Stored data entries
++++++++++
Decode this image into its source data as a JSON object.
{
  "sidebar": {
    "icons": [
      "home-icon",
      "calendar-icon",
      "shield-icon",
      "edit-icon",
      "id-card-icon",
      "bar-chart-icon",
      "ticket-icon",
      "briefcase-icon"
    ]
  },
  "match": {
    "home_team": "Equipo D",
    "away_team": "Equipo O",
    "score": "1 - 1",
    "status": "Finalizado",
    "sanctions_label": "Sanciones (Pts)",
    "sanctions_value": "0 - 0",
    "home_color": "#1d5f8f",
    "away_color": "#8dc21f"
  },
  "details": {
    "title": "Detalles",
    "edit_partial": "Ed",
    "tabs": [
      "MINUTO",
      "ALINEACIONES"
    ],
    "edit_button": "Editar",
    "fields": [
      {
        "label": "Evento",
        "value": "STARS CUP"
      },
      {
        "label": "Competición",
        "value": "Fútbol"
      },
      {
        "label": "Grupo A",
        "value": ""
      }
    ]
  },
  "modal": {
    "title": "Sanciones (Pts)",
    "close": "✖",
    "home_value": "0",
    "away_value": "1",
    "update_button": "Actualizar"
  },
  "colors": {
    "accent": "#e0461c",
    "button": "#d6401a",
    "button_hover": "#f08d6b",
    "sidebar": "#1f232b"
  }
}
++++++++++
Copy all the records above exactly, missing none.

_The reply_.
Decode this image into its source data as a JSON object.
{
  "sidebar": {
    "icons": [
      "home-icon",
      "calendar-icon",
      "shield-icon",
      "edit-icon",
      "id-card-icon",
      "bar-chart-icon",
      "ticket-icon",
      "briefcase-icon"
    ]
  },
  "match": {
    "home_team": "Equipo D",
    "away_team": "Equipo O",
    "score": "1 - 1",
    "status": "Finalizado",
    "sanctions_label": "Sanciones (Pts)",
    "sanctions_value": "0 - 0",
    "home_color": "#1d5f8f",
    "away_color": "#8dc21f"
  },
  "details": {
    "title": "Detalles",
    "edit_partial": "Ed",
    "tabs": [
      "MINUTO",
      "ALINEACIONES"
    ],
    "edit_button": "Editar",
    "fields": [
      {
        "label": "Evento",
        "value": "STARS CUP"
      },
      {
        "label": "Competición",
        "value": "Fútbol"
      },
      {
        "label": "Grupo A",
        "value": ""
      }
    ]
  },
  "modal": {
    "title": "Sanciones (Pts)",
    "close": "✖",
    "home_value": "0",
    "away_value": "1",
    "update_button": "Actualizar"
  },
  "colors": {
    "accent": "#e0461c",
    "button": "#d6401a",
    "button_hover": "#f08d6b",
    "sidebar": "#1f232b"
  }
}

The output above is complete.